— BEGIN Selected excerpt —

Bolton and Others v Stone
[1951] AC 850(Decision by: Lord Normand)
Bolton and Others
vStone
Judges:
Lord Porter
Lord NormandLord Oaksey
Lord Reid
Lord Radcliffe
Judgment date: 10 May 1951
Decision by:
Lord Normand
My Lords, it is not questioned that the occupier of a cricket ground owes a duty of care to persons on an adjacent highway or on neighbouring property who may be in the way of balls driven out of the ground by the batsman. But it is necessary to consider the measure of the duty owed. In the Court of Appeal Jenkins, L.J., said [ [45] ] that it was "a duty to prevent balls being hit into Beckenham Road so far as there was any reasonably foreseeable risk of that happening". There can be no quarrel with this proposition, but one must not overlook the importance of the qualification "reasonably".
It is not the law that precautions must be taken against every peril that can be foreseen by the timorous. In Glasgow. Corporation v. Muir [ [46] ] the decision turned on the standard of care, and Lord Thankerton held [ [47] ] that a person is bound to foresee only the reasonable and probable consequences of the failure to take care, judged by the standard of the ordinary reasonable man". He observed that the question whether a defender had failed to take the precautions which an ordinary reasonable man would take is essentially a jury question, and that it is the duty of the court to approach the question as if it were a jury and that a Court of Appeal should be slow to interfere with the conclusions of the trial judge. Lord Macmillan [ [48] ] agreed that the standard of duty was the reasonable man of ordinary intelligence and experience contemplating the reasonable and probable consequences of his acts. What ought to have been foreseen is the test accepted by Lord Wright [ [49] ], who quoted Lord Atkins words in Donoghue v. Stevenson [ [50] ]: "You must take reasonable care to avoid acts or omissions which you can reasonably foresee would be likely to injure your neighbour". Lord Clauson [ [51] ] stated as the test whether the person having the duty of care ought, as a reasonable person, "to have had in contemplation that, unless some further precautions were taken, such an unfortunate occurrence as that which in fact took place might well be expected". It is therefore not enough for the plaintiff to say that the occupiers of the cricket ground could have foreseen the possibility that a ball might be hit out of the ground by a batsman and might injure people on the road; she must go further and say that they ought, as reasonable men, to have foreseen the probability of such an occurrence.

— END Selected excerpt —
— BEGIN Dataset excerpts —

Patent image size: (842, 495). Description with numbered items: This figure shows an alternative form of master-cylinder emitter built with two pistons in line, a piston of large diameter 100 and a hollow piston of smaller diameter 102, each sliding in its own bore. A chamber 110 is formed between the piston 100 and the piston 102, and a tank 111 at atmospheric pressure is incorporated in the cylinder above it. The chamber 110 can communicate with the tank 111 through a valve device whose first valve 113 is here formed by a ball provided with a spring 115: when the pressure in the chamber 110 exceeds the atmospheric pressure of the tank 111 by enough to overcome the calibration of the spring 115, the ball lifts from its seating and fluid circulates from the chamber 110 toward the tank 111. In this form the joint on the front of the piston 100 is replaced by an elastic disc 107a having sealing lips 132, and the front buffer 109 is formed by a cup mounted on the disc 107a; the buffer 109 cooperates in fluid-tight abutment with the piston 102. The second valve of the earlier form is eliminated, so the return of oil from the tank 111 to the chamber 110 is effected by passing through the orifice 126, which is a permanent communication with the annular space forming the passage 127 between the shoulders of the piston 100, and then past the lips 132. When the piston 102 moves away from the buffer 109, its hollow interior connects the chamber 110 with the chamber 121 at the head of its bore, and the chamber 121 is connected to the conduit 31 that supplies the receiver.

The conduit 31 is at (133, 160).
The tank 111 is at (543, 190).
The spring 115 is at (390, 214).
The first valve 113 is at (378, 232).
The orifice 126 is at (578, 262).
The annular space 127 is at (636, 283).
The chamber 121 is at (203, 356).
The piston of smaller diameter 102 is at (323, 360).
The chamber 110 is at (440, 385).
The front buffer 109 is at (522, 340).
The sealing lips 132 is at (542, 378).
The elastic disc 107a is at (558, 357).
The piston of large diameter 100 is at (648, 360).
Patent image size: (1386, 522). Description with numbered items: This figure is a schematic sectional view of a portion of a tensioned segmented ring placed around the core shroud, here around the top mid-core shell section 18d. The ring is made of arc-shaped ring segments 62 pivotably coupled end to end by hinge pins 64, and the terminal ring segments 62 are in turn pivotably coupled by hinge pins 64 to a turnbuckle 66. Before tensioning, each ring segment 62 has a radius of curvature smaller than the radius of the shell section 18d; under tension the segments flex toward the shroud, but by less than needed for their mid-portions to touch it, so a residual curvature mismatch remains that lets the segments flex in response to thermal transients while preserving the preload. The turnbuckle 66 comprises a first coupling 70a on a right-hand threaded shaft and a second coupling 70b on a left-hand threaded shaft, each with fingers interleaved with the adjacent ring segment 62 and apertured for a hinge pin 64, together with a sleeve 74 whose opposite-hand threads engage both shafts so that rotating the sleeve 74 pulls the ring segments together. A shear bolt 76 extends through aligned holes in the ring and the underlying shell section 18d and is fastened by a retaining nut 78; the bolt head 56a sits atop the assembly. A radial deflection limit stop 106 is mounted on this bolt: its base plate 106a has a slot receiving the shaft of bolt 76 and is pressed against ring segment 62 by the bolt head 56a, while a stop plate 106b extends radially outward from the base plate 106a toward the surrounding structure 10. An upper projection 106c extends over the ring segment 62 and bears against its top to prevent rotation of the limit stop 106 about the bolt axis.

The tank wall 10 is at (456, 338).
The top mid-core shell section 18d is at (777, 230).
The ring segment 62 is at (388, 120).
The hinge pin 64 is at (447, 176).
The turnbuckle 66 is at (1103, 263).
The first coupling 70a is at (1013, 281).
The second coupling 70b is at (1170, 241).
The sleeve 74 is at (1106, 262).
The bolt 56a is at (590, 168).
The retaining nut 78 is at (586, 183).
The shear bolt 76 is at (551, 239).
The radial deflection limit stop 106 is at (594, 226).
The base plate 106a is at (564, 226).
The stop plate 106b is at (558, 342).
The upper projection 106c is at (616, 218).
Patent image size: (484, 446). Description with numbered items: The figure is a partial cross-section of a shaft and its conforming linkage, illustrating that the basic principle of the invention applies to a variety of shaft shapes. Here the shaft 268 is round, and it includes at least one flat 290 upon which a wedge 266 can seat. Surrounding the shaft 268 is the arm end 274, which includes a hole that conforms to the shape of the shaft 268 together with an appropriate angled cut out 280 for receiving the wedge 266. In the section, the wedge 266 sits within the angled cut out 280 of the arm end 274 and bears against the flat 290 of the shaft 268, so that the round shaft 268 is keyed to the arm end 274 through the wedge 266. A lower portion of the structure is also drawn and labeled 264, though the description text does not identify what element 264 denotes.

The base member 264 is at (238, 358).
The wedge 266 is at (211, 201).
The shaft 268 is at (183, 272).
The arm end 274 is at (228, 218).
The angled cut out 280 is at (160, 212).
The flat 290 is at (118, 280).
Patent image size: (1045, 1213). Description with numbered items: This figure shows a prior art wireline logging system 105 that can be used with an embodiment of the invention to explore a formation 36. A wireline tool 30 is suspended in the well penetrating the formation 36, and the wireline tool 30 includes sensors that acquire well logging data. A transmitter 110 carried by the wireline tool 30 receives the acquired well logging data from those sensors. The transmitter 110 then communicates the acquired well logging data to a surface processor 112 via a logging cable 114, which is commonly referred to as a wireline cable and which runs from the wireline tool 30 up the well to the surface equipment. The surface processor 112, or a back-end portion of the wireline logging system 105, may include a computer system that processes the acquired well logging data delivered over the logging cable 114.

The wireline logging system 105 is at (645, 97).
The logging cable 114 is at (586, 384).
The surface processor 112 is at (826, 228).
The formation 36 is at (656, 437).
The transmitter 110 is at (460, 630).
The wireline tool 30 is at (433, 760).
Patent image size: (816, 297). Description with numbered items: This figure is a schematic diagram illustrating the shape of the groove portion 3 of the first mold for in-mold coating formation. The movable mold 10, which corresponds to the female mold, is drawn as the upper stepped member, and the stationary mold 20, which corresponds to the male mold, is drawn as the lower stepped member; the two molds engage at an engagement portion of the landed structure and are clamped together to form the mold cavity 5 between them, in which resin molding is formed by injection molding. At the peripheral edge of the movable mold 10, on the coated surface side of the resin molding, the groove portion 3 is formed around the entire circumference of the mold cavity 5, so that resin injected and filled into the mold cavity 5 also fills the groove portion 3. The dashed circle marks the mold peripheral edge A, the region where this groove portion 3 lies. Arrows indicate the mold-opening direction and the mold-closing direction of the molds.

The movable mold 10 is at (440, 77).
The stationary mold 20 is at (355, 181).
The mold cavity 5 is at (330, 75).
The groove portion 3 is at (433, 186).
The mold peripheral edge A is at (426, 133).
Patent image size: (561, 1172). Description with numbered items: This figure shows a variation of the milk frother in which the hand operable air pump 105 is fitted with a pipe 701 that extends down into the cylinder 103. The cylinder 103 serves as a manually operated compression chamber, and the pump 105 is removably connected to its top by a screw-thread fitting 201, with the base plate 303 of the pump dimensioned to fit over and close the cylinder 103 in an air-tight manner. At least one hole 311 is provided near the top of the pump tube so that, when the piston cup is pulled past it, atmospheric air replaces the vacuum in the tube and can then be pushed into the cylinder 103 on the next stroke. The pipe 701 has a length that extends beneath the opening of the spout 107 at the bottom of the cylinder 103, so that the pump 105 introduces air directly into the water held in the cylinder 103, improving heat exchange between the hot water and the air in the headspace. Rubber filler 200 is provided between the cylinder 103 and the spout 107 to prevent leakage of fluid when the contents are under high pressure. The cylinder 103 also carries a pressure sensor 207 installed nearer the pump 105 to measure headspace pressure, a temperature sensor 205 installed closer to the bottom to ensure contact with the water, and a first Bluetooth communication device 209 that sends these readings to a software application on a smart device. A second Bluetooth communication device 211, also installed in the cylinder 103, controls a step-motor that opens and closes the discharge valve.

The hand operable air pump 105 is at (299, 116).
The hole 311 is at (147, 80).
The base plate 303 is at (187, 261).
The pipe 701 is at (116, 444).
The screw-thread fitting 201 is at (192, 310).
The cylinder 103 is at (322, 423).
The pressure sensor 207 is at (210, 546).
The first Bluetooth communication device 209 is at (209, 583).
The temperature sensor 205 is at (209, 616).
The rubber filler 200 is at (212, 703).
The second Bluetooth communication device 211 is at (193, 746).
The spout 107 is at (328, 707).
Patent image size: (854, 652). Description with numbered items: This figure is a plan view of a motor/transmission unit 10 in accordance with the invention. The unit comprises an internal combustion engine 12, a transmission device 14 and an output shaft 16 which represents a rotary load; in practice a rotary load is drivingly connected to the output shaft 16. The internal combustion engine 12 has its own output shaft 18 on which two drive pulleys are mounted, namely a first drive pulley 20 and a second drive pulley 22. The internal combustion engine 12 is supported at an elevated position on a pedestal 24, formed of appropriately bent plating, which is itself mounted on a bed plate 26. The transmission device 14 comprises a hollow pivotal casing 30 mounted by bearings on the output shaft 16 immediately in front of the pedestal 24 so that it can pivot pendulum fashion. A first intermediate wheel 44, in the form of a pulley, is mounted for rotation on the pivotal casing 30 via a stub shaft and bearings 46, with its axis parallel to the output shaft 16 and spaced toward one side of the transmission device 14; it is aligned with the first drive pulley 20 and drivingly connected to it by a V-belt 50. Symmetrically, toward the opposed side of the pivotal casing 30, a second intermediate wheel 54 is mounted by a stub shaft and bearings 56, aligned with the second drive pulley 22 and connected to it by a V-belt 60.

— END Dataset excerpts —

▸ What the task requires:
According to the cricket ground judgment, why is it not enough for the plaintiff to show that the occupiers could have foreseen that a ball might be hit out of the ground and injure people on the road? Explain in one to three sentences.

▸ Answer to the problem:
The law does not require precautions against every peril that the timorous can foresee. The authorities cited hold that a person must foresee only the reasonable and probable consequences of failing to take care, judged by the standard of the ordinary reasonable man. So the plaintiff must show that the occupiers, as reasonable men, ought to have foreseen the probability of such an occurrence, not merely its possibility.